#### [Aim of the task]
Copy each line of the material below that includes the string "判断对错".
•••
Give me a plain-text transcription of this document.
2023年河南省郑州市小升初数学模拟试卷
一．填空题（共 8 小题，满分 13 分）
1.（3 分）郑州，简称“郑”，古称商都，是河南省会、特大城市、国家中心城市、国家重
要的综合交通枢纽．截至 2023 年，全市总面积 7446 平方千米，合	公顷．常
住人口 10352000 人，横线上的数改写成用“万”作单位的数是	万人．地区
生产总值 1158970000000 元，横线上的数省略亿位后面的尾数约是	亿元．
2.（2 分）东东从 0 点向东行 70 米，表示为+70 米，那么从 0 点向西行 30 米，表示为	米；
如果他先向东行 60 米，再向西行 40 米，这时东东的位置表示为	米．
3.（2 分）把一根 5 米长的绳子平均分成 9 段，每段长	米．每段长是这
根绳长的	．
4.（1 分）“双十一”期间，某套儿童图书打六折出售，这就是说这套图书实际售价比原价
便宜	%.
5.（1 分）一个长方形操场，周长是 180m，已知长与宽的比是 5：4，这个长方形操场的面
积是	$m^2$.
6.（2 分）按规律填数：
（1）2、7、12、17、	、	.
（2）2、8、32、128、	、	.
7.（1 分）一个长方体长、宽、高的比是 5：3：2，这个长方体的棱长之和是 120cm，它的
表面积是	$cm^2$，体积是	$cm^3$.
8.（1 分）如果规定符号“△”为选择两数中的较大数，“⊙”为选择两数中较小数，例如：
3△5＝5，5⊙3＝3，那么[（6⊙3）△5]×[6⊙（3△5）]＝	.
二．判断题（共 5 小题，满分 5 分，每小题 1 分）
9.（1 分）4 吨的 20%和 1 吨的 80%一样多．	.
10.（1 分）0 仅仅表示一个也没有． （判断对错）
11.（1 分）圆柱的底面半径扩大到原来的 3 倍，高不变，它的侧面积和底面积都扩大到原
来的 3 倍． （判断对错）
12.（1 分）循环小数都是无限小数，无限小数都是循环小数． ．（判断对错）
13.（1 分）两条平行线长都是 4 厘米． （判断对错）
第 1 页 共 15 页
•••
#### [Result for this exercise]
10.（1 分）0 仅仅表示一个也没有． （判断对错）
来的 3 倍． （判断对错）
12.（1 分）循环小数都是无限小数，无限小数都是循环小数． ．（判断对错）
13.（1 分）两条平行线长都是 4 厘米． （判断对错）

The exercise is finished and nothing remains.